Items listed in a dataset
-- -- --
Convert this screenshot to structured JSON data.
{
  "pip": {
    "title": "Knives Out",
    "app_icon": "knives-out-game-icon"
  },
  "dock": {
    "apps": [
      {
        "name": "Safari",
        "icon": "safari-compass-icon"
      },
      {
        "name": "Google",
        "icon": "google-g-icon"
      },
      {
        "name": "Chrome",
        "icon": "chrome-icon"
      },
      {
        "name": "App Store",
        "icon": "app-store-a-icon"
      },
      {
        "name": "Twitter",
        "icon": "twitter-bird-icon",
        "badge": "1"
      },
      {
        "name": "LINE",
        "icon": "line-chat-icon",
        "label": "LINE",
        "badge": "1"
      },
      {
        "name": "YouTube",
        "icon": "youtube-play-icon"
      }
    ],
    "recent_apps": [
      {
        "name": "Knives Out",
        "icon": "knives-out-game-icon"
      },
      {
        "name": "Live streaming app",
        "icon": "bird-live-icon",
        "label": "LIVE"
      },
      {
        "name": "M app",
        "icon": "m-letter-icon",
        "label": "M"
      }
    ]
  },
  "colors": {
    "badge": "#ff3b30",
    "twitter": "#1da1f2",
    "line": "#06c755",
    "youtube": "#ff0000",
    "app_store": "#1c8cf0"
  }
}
-- -- --
- [TASK DESCRIPTION]: Find every line that has "name" in it, then return those lines.

- [SOLVED EXERCISE]:
        "name": "Safari",
        "name": "Google",
        "name": "Chrome",
        "name": "App Store",
        "name": "Twitter",
        "name": "LINE",
        "name": "YouTube",
        "name": "Knives Out",
        "name": "Live streaming app",
        "name": "M app",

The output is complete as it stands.